| SET PROBLEM |
Search the material below for the word "هالوتان". Copy every line that has it.

-------- RAW RECORDS

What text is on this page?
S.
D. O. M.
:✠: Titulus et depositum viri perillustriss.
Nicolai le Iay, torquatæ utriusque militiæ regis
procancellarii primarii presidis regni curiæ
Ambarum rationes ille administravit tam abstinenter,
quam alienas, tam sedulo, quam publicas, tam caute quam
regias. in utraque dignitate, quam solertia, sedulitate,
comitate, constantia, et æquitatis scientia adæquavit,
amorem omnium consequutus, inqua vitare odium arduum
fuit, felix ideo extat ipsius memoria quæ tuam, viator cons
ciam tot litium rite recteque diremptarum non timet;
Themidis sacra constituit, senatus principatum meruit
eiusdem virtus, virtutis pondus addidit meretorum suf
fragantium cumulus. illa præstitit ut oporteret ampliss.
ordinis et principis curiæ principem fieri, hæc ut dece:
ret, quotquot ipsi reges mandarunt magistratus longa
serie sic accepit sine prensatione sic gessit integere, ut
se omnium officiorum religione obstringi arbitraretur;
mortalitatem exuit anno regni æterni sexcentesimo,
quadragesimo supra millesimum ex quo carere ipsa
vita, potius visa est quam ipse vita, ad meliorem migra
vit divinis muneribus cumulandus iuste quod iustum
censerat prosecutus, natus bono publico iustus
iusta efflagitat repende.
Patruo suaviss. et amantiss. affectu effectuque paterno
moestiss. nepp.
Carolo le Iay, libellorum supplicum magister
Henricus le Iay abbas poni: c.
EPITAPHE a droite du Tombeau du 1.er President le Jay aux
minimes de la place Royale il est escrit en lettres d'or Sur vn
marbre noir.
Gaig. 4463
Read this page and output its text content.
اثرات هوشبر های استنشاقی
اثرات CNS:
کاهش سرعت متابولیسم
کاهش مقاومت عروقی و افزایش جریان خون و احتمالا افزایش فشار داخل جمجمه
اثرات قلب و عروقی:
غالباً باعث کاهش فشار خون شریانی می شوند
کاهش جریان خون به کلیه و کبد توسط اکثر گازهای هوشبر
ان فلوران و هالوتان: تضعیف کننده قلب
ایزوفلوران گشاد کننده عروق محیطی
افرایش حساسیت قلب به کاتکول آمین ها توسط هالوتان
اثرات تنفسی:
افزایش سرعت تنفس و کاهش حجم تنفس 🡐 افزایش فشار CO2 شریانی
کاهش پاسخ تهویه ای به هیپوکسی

----------------

| THE REPLY |
ان فلوران و هالوتان: تضعیف کننده قلب
افرایش حساسیت قلب به کاتکول آمین ها توسط هالوتان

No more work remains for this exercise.